** Opening Exercise input block **

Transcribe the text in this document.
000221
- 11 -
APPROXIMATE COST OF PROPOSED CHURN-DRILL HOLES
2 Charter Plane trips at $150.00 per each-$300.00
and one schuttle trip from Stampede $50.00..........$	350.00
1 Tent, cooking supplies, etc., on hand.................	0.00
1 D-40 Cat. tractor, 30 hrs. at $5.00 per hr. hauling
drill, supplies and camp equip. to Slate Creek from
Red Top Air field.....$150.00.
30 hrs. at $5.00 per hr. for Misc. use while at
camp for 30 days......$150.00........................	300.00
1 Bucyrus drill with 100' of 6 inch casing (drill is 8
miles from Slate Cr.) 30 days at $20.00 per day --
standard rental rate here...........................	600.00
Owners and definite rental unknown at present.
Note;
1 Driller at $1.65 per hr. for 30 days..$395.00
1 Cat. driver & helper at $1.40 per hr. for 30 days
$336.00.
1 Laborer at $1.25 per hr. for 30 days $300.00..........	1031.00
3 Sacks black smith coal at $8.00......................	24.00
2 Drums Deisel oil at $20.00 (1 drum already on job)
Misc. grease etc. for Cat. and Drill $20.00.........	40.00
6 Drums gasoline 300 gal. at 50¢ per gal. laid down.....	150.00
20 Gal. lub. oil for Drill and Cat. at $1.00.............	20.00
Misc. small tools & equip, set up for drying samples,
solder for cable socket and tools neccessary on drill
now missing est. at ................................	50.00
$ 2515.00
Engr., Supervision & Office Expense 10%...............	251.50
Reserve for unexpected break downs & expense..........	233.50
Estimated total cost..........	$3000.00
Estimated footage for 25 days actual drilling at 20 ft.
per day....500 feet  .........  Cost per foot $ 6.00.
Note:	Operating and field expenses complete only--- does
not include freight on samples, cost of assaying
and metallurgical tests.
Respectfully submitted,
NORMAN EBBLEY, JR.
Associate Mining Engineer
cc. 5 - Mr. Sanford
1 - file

** Closing Exercise input block **

**What you will do:** All the data above must be copied again. Leave nothing out.

**Solution to this task:**
Transcribe the text in this document.
000221
- 11 -
APPROXIMATE COST OF PROPOSED CHURN-DRILL HOLES
2 Charter Plane trips at $150.00 per each-$300.00
and one schuttle trip from Stampede $50.00..........$	350.00
1 Tent, cooking supplies, etc., on hand.................	0.00
1 D-40 Cat. tractor, 30 hrs. at $5.00 per hr. hauling
drill, supplies and camp equip. to Slate Creek from
Red Top Air field.....$150.00.
30 hrs. at $5.00 per hr. for Misc. use while at
camp for 30 days......$150.00........................	300.00
1 Bucyrus drill with 100' of 6 inch casing (drill is 8
miles from Slate Cr.) 30 days at $20.00 per day --
standard rental rate here...........................	600.00
Owners and definite rental unknown at present.
Note;
1 Driller at $1.65 per hr. for 30 days..$395.00
1 Cat. driver & helper at $1.40 per hr. for 30 days
$336.00.
1 Laborer at $1.25 per hr. for 30 days $300.00..........	1031.00
3 Sacks black smith coal at $8.00......................	24.00
2 Drums Deisel oil at $20.00 (1 drum already on job)
Misc. grease etc. for Cat. and Drill $20.00.........	40.00
6 Drums gasoline 300 gal. at 50¢ per gal. laid down.....	150.00
20 Gal. lub. oil for Drill and Cat. at $1.00.............	20.00
Misc. small tools & equip, set up for drying samples,
solder for cable socket and tools neccessary on drill
now missing est. at ................................	50.00
$ 2515.00
Engr., Supervision & Office Expense 10%...............	251.50
Reserve for unexpected break downs & expense..........	233.50
Estimated total cost..........	$3000.00
Estimated footage for 25 days actual drilling at 20 ft.
per day....500 feet  .........  Cost per foot $ 6.00.
Note:	Operating and field expenses complete only--- does
not include freight on samples, cost of assaying
and metallurgical tests.
Respectfully submitted,
NORMAN EBBLEY, JR.
Associate Mining Engineer
cc. 5 - Mr. Sanford
1 - file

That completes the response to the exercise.